>>>>>
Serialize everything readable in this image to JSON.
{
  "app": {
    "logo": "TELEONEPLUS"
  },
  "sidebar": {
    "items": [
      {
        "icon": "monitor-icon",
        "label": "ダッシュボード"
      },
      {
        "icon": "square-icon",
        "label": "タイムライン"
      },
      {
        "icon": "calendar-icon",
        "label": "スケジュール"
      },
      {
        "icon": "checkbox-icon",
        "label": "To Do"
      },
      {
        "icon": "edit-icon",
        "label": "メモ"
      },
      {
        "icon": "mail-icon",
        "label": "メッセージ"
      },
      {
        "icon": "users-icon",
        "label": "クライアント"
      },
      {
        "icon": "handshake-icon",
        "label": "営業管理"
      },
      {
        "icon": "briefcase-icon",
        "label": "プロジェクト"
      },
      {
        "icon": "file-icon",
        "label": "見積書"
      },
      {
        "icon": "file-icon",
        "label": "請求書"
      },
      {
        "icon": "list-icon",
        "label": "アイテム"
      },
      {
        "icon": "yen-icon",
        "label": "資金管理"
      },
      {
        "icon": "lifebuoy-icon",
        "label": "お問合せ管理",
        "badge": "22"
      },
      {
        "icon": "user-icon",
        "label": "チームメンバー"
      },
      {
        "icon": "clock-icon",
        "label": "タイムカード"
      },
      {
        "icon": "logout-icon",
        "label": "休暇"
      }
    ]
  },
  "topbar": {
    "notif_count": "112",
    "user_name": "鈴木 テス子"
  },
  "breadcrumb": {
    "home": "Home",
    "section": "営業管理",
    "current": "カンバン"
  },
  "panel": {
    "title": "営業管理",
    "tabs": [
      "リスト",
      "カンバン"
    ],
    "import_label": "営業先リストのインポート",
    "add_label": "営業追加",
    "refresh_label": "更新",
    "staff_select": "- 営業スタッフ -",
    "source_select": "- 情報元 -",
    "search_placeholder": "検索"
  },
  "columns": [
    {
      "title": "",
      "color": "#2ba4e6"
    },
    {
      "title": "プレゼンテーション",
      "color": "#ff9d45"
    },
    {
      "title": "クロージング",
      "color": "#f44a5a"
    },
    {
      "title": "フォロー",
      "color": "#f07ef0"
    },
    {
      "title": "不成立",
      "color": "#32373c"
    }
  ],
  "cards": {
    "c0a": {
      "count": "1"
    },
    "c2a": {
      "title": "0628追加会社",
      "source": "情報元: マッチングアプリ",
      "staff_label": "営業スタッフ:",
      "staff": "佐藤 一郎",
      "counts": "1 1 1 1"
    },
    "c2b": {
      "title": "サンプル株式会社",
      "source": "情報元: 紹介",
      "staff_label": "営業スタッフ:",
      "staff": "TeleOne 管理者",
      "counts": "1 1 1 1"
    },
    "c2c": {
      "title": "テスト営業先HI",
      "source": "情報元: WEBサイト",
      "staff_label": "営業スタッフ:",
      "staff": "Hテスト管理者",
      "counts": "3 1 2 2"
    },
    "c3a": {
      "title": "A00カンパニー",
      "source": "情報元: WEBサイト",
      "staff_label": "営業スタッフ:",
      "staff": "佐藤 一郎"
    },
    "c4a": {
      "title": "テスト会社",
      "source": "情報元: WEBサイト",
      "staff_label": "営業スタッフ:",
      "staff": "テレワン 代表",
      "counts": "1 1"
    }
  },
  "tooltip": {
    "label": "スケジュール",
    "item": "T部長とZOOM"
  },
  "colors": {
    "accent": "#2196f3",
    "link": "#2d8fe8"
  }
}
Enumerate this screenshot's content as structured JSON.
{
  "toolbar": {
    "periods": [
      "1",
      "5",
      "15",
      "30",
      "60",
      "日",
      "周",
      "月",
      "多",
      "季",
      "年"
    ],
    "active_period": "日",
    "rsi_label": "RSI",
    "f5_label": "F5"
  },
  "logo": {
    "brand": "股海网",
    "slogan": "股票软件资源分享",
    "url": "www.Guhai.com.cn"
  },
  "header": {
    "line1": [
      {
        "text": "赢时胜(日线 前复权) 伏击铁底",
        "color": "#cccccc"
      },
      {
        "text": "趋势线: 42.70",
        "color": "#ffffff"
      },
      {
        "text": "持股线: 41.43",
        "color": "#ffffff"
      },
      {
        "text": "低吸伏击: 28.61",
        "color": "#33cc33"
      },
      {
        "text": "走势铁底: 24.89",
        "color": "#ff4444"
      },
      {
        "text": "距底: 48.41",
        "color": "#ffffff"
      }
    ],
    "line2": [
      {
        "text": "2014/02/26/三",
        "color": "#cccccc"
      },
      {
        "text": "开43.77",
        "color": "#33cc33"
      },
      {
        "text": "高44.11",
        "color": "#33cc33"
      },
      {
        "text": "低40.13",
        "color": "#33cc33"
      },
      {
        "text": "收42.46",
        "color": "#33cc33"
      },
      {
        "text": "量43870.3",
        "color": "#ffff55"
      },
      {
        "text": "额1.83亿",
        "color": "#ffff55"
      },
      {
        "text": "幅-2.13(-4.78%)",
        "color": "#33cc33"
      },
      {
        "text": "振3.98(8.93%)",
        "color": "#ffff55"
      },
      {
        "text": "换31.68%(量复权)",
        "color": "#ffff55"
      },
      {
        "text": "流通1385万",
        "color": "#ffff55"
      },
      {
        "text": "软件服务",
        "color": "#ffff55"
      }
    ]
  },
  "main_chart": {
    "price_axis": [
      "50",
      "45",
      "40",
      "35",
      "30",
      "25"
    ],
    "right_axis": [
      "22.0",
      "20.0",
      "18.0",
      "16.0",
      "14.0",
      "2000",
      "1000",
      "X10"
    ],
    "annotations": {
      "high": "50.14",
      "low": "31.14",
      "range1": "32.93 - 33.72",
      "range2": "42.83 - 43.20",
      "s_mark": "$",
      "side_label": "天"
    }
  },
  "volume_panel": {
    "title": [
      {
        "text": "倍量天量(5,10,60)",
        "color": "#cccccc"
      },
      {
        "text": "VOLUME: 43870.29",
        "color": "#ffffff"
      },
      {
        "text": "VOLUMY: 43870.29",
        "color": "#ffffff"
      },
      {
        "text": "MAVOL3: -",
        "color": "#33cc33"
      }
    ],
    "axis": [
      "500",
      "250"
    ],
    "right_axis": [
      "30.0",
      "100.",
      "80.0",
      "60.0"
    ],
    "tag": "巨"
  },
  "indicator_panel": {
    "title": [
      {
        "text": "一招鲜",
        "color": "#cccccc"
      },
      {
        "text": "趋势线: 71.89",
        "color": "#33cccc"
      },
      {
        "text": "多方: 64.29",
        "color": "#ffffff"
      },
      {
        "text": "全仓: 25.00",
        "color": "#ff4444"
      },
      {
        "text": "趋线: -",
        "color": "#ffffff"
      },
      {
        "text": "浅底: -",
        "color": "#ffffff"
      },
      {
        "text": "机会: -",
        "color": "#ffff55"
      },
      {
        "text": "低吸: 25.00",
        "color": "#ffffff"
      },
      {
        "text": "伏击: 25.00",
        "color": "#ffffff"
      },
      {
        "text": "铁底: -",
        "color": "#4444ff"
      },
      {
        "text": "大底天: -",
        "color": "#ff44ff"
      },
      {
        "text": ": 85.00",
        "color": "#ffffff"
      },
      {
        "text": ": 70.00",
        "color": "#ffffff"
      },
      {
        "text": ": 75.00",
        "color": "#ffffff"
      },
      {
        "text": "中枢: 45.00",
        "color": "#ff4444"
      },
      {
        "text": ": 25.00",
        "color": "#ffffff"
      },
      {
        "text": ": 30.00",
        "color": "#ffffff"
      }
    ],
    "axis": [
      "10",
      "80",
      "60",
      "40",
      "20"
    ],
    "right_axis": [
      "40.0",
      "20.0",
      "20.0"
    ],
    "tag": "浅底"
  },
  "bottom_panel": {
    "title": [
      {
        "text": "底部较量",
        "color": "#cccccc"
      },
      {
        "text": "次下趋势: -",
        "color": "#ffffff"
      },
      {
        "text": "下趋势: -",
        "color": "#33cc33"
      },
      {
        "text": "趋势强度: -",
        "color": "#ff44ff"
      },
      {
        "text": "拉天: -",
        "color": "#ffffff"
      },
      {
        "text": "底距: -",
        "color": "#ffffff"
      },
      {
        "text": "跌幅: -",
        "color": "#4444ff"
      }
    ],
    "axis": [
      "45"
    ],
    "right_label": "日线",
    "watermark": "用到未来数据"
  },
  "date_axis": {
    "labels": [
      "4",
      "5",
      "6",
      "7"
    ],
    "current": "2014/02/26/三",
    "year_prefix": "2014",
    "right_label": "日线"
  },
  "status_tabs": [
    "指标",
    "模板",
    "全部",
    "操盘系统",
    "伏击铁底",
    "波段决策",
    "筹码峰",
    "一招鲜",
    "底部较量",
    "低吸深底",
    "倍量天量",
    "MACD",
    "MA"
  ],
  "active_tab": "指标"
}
<<<<<
◆ Work to do ◆
Note every line above where the string "JSON" shows up, and copy those lines.

◆ Completed exercise ◆
Serialize everything readable in this image to JSON.
Enumerate this screenshot's content as structured JSON.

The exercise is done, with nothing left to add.